- _Objective_
From the listing below, extract every line in which the word "color" appears.

Stored data
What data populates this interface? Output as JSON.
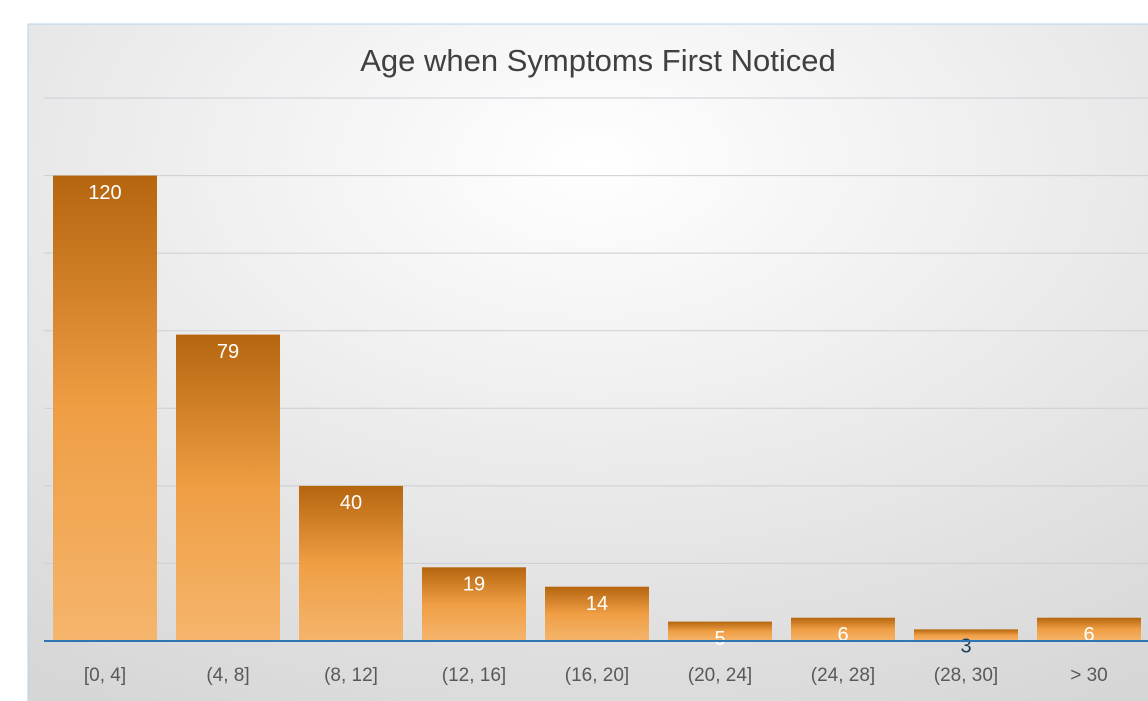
{
  "chart_data": {
    "type": "bar",
    "title": "Age when Symptoms First Noticed",
    "categories": [
      "[0, 4]",
      "(4, 8]",
      "(8, 12]",
      "(12, 16]",
      "(16, 20]",
      "(20, 24]",
      "(24, 28]",
      "(28, 30]",
      "> 30"
    ],
    "values": [
      120,
      79,
      40,
      19,
      14,
      5,
      6,
      3,
      6
    ],
    "color": "#e08a2c",
    "ylim": [
      0,
      140
    ],
    "yticks": [
      0,
      20,
      40,
      60,
      80,
      100,
      120,
      140
    ],
    "grid": true
  }
}
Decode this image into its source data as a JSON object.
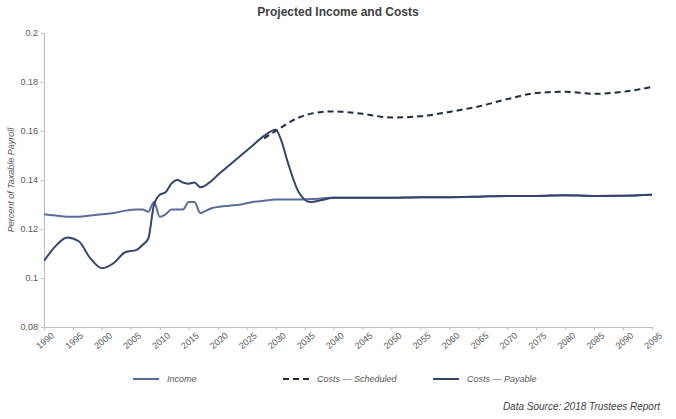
{
  "chart_data": {
    "type": "line",
    "title": "Projected Income and Costs",
    "y_label": "Percent of Taxable Payroll",
    "source": "Data Source: 2018 Trustees Report",
    "x": [
      1990,
      1992,
      1994,
      1996,
      1998,
      2000,
      2002,
      2004,
      2006,
      2007,
      2008,
      2009,
      2010,
      2011,
      2012,
      2013,
      2014,
      2015,
      2016,
      2017,
      2018,
      2019,
      2020,
      2022,
      2024,
      2026,
      2028,
      2030,
      2031,
      2032,
      2034,
      2036,
      2038,
      2040,
      2045,
      2050,
      2055,
      2060,
      2065,
      2070,
      2075,
      2080,
      2085,
      2090,
      2095
    ],
    "series": [
      {
        "name": "Income",
        "color": "#5b6e9b",
        "line_style": "solid",
        "values": [
          0.126,
          0.1255,
          0.125,
          0.125,
          0.1255,
          0.126,
          0.1265,
          0.1275,
          0.128,
          0.128,
          0.127,
          0.131,
          0.125,
          0.126,
          0.128,
          0.128,
          0.128,
          0.131,
          0.131,
          0.1265,
          0.1275,
          0.1285,
          0.129,
          0.1295,
          0.13,
          0.131,
          0.1315,
          0.132,
          0.132,
          0.132,
          0.132,
          0.1322,
          0.1325,
          0.1328,
          0.1328,
          0.1328,
          0.133,
          0.133,
          0.1332,
          0.1335,
          0.1335,
          0.1338,
          0.1335,
          0.1336,
          0.134
        ]
      },
      {
        "name": "Costs — Scheduled",
        "color": "#1f2a44",
        "line_style": "dashed",
        "values": [
          null,
          null,
          null,
          null,
          null,
          null,
          null,
          null,
          null,
          null,
          null,
          null,
          null,
          null,
          null,
          null,
          null,
          null,
          null,
          null,
          null,
          null,
          null,
          null,
          null,
          null,
          0.157,
          0.16,
          0.1615,
          0.163,
          0.1655,
          0.167,
          0.1678,
          0.168,
          0.167,
          0.1655,
          0.166,
          0.1678,
          0.17,
          0.173,
          0.1755,
          0.176,
          0.1752,
          0.176,
          0.178
        ]
      },
      {
        "name": "Costs — Payable",
        "color": "#34456d",
        "line_style": "solid",
        "values": [
          0.107,
          0.113,
          0.1165,
          0.115,
          0.108,
          0.104,
          0.106,
          0.1105,
          0.1115,
          0.1135,
          0.116,
          0.13,
          0.134,
          0.135,
          0.1385,
          0.14,
          0.139,
          0.1385,
          0.139,
          0.137,
          0.138,
          0.1398,
          0.142,
          0.146,
          0.15,
          0.154,
          0.158,
          0.1605,
          0.156,
          0.148,
          0.135,
          0.131,
          0.1318,
          0.1328,
          0.1328,
          0.1328,
          0.133,
          0.133,
          0.1332,
          0.1335,
          0.1335,
          0.1338,
          0.1335,
          0.1336,
          0.134
        ]
      }
    ],
    "xlim": [
      1990,
      2095
    ],
    "xticks": [
      1990,
      1995,
      2000,
      2005,
      2010,
      2015,
      2020,
      2025,
      2030,
      2035,
      2040,
      2045,
      2050,
      2055,
      2060,
      2065,
      2070,
      2075,
      2080,
      2085,
      2090,
      2095
    ],
    "ylim": [
      0.08,
      0.2
    ],
    "yticks": [
      0.08,
      0.1,
      0.12,
      0.14,
      0.16,
      0.18,
      0.2
    ],
    "grid": false,
    "legend": "bottom"
  }
}
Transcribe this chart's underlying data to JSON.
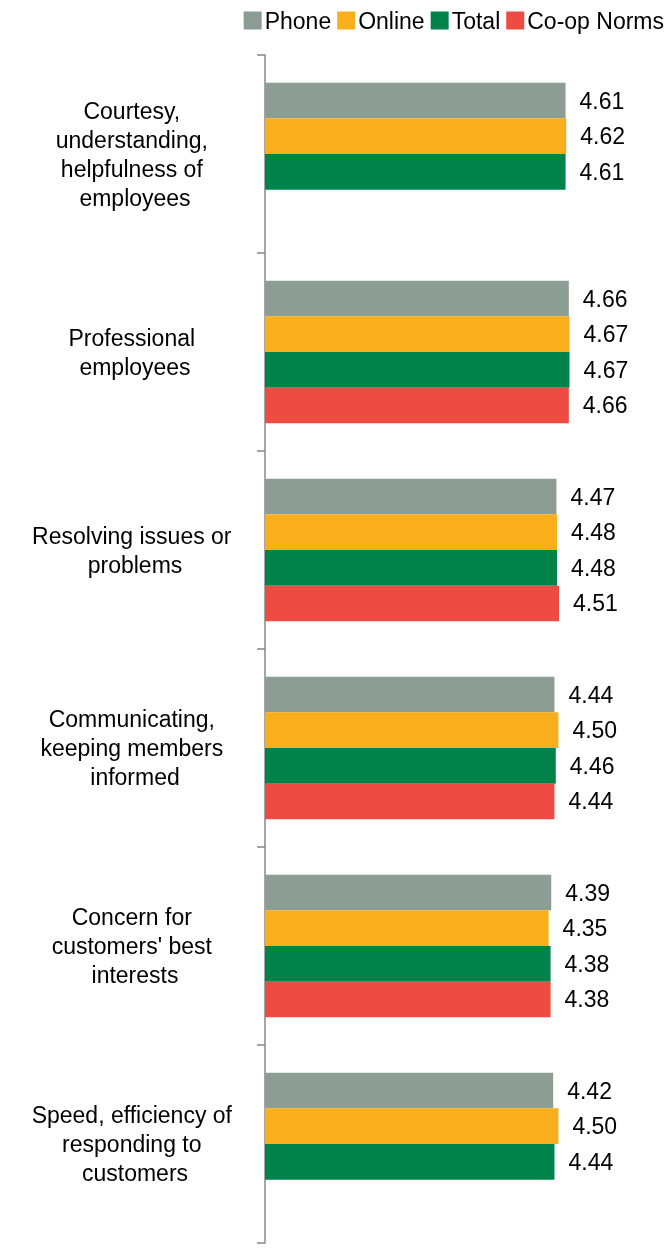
{
  "chart_data": {
    "type": "bar",
    "orientation": "horizontal",
    "categories": [
      "Courtesy, understanding, helpfulness of employees",
      "Professional employees",
      "Resolving issues or problems",
      "Communicating, keeping members informed",
      "Concern for customers' best interests",
      "Speed, efficiency of responding to customers"
    ],
    "series": [
      {
        "name": "Phone",
        "color": "#8c9e94",
        "values": [
          4.61,
          4.66,
          4.47,
          4.44,
          4.39,
          4.42
        ],
        "value_labels": [
          "4.61",
          "4.66",
          "4.47",
          "4.44",
          "4.39",
          "4.42"
        ]
      },
      {
        "name": "Online",
        "color": "#f9ae1c",
        "values": [
          4.62,
          4.67,
          4.48,
          4.5,
          4.35,
          4.5
        ],
        "value_labels": [
          "4.62",
          "4.67",
          "4.48",
          "4.50",
          "4.35",
          "4.50"
        ]
      },
      {
        "name": "Total",
        "color": "#00834a",
        "values": [
          4.61,
          4.67,
          4.48,
          4.46,
          4.38,
          4.44
        ],
        "value_labels": [
          "4.61",
          "4.67",
          "4.48",
          "4.46",
          "4.38",
          "4.44"
        ]
      },
      {
        "name": "Co-op Norms",
        "color": "#ee4b43",
        "values": [
          null,
          4.66,
          4.51,
          4.44,
          4.38,
          null
        ],
        "value_labels": [
          null,
          "4.66",
          "4.51",
          "4.44",
          "4.38",
          null
        ]
      }
    ],
    "legend": "top right",
    "tick_labels": "y"
  }
}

- _Task answer_
    "color": "#e08a2c",
        "color": "#5b6e9b",
        "color": "#1f2a44",
        "color": "#34456d",
        "color": "#8c9e94",
        "color": "#f9ae1c",
        "color": "#00834a",
        "color": "#ee4b43",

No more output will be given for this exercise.